'''

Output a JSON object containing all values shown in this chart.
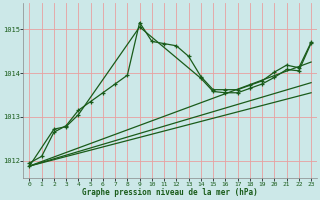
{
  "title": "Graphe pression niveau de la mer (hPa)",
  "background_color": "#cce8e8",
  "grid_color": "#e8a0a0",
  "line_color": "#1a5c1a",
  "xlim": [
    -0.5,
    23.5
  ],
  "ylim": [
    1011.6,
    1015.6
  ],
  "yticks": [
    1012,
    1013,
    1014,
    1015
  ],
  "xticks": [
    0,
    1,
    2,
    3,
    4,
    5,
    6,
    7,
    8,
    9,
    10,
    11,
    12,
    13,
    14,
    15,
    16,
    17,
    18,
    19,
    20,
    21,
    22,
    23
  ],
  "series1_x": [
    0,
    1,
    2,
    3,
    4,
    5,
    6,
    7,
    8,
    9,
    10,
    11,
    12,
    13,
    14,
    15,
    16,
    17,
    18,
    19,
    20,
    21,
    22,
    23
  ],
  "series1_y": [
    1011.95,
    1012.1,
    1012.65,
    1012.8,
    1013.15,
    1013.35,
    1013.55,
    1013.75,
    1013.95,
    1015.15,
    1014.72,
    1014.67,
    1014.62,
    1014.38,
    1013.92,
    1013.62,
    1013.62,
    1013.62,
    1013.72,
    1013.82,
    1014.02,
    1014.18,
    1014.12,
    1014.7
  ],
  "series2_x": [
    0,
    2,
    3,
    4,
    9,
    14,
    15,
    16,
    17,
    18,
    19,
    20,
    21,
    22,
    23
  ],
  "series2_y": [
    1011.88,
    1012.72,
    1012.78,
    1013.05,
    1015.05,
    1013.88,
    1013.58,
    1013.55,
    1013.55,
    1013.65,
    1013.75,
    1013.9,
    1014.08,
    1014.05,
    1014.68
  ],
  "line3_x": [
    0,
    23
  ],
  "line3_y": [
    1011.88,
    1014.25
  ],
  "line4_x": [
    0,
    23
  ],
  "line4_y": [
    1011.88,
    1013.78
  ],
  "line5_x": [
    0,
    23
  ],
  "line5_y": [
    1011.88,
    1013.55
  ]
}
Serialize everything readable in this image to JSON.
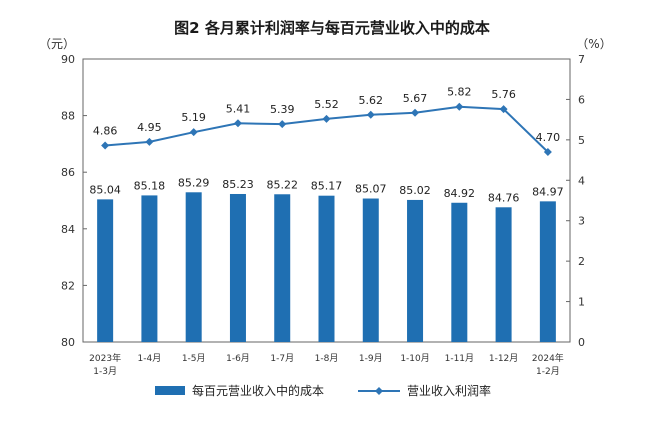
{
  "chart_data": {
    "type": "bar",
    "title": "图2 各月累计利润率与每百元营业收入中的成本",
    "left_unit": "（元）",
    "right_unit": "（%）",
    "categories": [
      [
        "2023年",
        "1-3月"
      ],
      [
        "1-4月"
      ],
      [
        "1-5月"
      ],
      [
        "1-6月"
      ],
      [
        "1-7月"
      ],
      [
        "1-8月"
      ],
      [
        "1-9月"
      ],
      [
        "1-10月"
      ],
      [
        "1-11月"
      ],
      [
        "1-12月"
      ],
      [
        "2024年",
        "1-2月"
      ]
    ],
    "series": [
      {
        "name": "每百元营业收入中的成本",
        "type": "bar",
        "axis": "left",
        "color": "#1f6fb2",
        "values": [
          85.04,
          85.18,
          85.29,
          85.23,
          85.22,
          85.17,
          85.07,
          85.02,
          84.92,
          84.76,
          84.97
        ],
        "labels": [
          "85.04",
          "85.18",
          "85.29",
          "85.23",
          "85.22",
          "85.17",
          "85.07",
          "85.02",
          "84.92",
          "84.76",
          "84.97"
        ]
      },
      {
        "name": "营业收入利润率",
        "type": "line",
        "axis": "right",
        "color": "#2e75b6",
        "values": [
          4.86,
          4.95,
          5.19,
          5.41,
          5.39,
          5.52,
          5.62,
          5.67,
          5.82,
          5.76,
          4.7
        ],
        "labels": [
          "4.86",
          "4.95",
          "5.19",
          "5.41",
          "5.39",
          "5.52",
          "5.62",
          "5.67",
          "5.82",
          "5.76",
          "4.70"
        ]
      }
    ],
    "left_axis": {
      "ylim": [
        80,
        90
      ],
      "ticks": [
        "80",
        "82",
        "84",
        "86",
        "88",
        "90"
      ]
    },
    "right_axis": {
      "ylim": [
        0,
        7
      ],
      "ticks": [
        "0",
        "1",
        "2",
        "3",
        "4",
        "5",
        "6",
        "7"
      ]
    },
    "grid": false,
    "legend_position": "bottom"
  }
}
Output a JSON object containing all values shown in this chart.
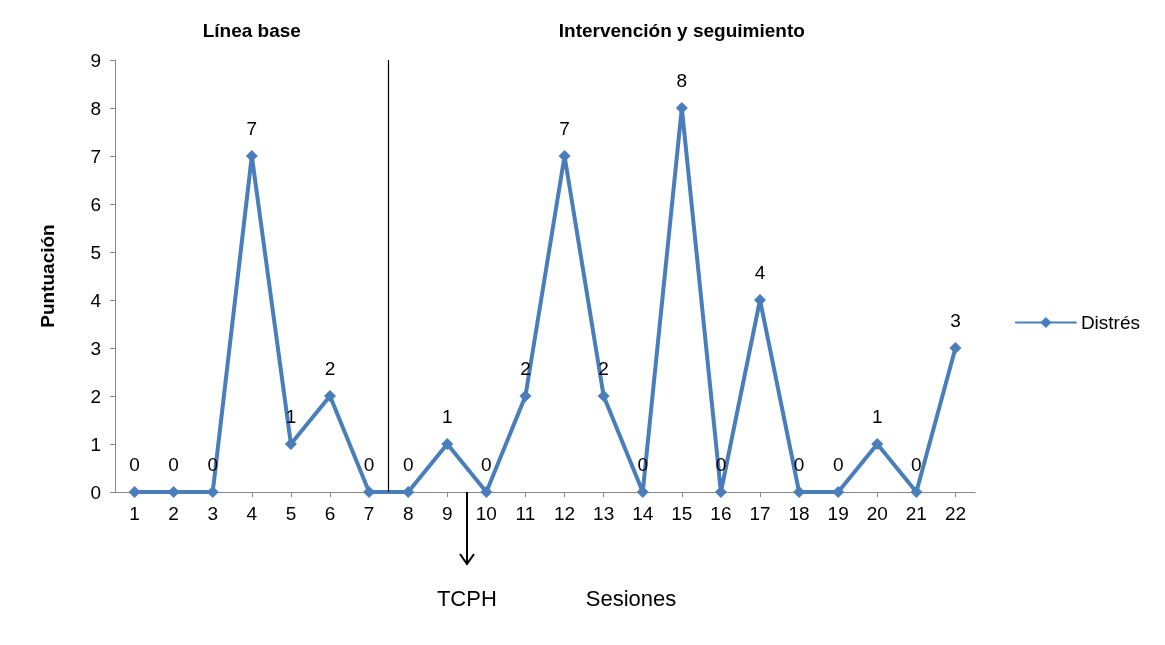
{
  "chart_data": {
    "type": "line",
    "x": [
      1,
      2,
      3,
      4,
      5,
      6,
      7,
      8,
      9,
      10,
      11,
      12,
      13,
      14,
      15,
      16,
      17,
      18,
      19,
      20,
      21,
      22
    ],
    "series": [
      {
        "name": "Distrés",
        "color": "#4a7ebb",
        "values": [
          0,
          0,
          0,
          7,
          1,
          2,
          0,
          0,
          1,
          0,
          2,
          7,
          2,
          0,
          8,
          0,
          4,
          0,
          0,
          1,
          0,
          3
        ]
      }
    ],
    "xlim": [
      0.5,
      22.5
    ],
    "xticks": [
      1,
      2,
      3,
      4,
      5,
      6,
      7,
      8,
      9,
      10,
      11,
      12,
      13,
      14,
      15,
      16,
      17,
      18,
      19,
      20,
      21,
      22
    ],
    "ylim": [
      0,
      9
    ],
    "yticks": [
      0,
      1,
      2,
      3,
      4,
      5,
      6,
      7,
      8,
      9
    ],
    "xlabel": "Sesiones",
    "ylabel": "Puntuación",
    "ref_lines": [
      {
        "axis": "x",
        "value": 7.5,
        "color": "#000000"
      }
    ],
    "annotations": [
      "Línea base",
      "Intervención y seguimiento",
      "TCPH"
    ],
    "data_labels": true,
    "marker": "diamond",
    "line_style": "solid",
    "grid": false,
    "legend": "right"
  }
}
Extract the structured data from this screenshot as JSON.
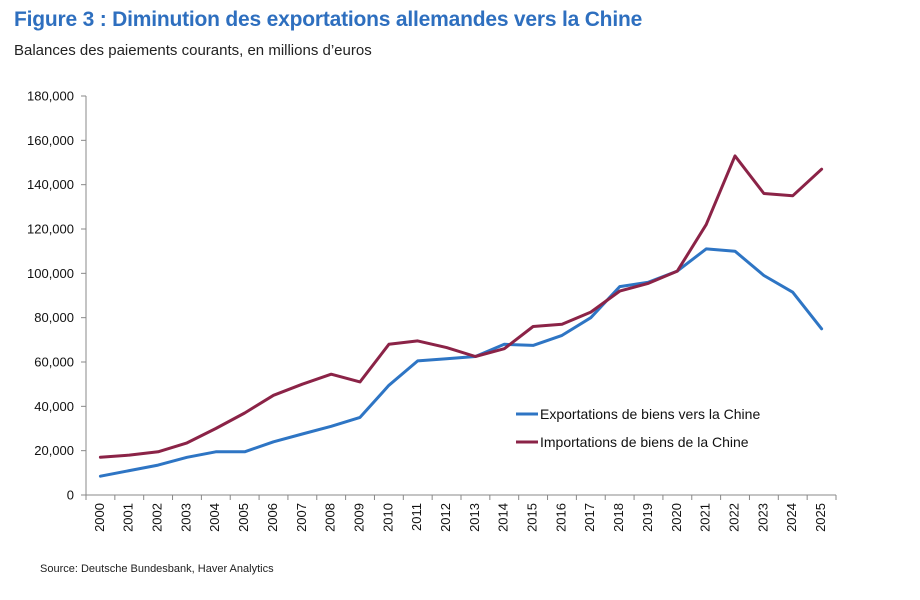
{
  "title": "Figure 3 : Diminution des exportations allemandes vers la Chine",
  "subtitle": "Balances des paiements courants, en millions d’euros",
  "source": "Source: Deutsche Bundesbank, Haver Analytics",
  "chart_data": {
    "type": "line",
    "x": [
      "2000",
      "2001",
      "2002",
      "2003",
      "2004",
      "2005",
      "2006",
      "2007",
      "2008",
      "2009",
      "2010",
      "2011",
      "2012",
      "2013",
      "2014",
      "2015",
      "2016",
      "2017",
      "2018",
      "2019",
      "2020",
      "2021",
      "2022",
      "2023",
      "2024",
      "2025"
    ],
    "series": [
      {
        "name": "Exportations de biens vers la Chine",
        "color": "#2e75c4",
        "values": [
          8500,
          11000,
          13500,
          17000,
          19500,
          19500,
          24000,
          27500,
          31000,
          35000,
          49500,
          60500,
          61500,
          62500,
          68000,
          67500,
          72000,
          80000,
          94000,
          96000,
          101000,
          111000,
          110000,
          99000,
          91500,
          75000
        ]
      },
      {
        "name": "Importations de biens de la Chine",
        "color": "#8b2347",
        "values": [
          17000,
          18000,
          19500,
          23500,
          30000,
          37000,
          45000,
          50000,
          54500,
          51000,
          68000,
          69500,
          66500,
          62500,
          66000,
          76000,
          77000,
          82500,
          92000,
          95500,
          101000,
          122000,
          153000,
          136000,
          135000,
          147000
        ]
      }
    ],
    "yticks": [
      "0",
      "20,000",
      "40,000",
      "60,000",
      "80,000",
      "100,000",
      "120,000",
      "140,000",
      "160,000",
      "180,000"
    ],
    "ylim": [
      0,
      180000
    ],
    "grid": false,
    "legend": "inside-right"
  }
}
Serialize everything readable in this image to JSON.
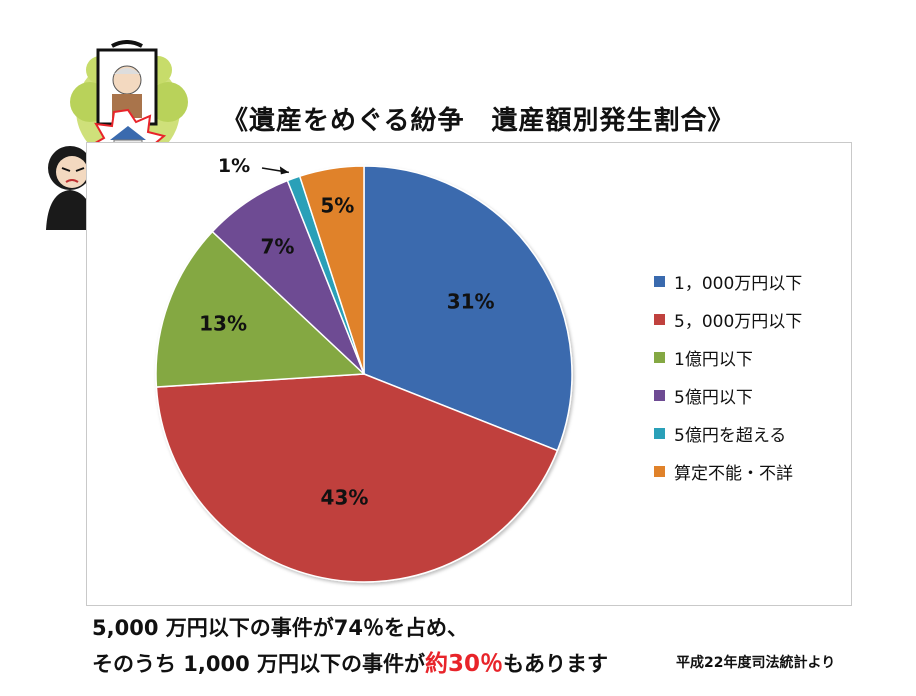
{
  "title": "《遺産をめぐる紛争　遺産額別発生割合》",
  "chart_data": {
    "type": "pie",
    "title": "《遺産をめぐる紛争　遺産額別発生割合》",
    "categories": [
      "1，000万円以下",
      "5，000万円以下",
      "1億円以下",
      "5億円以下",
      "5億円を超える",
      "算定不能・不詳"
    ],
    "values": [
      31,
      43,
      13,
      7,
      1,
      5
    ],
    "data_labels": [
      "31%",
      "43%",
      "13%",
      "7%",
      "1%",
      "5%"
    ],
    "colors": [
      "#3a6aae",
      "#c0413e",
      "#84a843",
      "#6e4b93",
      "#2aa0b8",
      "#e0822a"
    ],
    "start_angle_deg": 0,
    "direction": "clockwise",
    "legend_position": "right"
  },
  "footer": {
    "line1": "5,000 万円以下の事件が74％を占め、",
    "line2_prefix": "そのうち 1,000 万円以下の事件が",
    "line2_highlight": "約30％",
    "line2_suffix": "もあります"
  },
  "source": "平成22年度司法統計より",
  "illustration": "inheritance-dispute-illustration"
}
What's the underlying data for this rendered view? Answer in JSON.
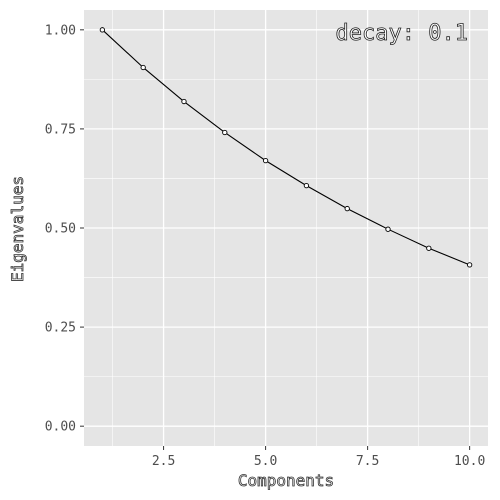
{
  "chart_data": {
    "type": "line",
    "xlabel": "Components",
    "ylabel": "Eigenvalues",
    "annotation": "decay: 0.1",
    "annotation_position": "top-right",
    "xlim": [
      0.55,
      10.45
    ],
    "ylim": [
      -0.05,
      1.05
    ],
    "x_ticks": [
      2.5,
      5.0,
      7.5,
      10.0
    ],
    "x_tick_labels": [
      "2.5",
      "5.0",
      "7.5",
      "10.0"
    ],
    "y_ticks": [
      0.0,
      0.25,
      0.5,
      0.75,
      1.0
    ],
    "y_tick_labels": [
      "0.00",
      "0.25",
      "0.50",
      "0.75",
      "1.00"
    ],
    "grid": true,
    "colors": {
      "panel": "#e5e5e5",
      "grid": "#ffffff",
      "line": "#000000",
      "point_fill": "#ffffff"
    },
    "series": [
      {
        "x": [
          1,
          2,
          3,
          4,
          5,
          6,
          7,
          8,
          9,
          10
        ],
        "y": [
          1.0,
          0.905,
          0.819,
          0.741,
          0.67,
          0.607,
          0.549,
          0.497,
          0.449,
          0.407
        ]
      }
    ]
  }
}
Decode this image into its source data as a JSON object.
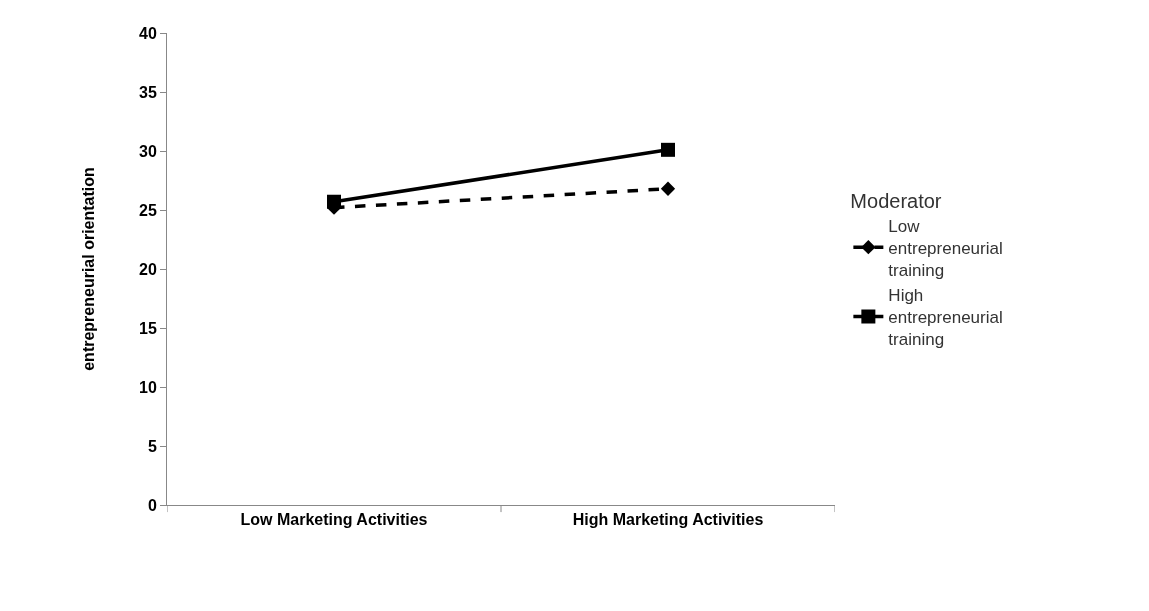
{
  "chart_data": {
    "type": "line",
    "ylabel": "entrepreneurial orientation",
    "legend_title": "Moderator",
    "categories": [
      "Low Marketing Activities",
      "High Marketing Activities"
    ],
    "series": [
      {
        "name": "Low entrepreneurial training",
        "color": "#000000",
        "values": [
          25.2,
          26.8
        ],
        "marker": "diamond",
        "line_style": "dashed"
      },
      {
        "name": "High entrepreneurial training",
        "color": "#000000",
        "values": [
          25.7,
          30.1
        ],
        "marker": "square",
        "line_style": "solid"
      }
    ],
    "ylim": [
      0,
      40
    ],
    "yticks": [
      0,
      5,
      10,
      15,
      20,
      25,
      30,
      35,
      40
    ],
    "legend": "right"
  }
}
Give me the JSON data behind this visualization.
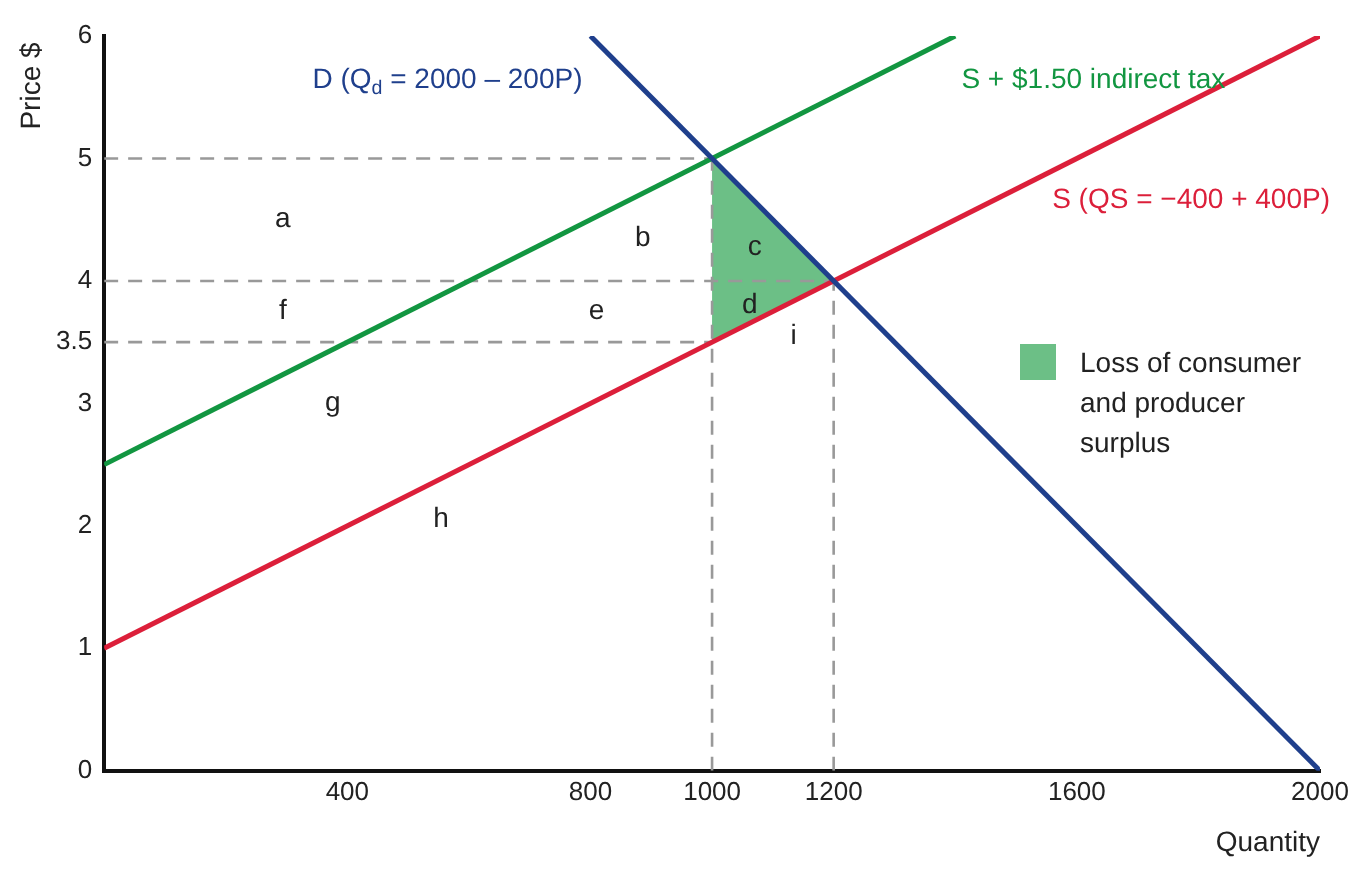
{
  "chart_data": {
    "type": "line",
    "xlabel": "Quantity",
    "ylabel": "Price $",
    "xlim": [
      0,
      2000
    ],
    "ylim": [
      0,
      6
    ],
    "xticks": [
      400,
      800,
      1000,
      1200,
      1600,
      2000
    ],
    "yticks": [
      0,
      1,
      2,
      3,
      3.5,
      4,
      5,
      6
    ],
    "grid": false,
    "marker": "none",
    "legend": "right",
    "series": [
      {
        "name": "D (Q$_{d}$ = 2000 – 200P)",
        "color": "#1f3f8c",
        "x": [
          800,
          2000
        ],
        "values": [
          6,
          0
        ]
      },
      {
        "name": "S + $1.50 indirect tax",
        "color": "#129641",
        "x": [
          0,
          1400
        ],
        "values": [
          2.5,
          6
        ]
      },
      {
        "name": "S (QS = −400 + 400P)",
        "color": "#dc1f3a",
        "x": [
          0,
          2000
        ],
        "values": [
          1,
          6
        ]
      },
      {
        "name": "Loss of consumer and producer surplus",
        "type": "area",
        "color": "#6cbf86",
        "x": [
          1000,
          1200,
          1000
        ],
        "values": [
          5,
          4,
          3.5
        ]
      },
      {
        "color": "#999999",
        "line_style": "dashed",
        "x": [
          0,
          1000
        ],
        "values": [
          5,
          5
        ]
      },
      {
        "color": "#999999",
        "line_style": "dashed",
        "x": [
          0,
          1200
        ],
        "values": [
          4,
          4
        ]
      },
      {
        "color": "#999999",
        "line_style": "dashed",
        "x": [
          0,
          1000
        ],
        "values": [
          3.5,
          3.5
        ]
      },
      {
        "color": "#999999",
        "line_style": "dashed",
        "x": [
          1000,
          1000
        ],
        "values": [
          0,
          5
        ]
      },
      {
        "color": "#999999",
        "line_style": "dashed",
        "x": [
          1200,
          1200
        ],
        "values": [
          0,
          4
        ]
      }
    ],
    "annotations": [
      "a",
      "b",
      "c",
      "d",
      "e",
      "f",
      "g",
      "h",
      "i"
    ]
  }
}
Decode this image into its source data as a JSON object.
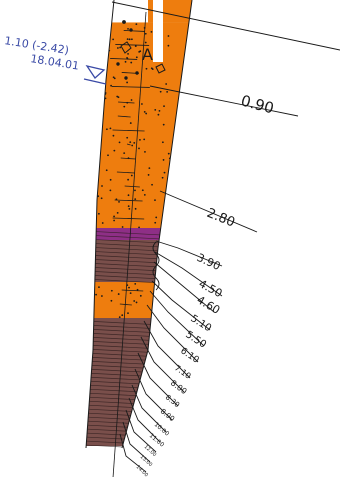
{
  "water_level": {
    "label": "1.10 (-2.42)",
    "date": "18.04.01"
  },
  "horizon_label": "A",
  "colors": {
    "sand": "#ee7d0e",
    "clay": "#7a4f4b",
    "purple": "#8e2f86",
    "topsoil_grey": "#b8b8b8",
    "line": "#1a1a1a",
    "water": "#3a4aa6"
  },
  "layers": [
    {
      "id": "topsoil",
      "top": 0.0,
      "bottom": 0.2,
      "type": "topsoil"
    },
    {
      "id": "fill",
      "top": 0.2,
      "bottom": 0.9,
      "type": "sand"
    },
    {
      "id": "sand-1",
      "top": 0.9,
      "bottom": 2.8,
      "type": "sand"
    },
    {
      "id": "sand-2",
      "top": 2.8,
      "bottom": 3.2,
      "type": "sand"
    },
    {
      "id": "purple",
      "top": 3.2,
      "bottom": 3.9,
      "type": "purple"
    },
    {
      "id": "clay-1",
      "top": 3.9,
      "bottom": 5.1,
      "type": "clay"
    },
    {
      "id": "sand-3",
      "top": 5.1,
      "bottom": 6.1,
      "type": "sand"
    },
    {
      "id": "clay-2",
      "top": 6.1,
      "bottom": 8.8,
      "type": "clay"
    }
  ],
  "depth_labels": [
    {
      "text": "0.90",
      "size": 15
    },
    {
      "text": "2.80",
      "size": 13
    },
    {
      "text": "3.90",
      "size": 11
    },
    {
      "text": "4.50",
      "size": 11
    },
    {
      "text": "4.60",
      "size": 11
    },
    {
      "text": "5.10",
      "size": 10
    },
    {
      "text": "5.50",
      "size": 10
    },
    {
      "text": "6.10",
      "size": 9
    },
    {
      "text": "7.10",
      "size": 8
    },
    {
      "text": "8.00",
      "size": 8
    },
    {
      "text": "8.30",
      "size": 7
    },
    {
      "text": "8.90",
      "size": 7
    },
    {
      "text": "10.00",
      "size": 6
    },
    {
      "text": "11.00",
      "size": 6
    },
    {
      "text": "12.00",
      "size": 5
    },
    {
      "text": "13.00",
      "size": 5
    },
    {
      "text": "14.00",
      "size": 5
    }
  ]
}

'''

Copy out every line of the data that includes "marker".

Completed exercise:
    "marker": "diamond",
        "marker": "diamond",
        "marker": "square",
    "marker": "none",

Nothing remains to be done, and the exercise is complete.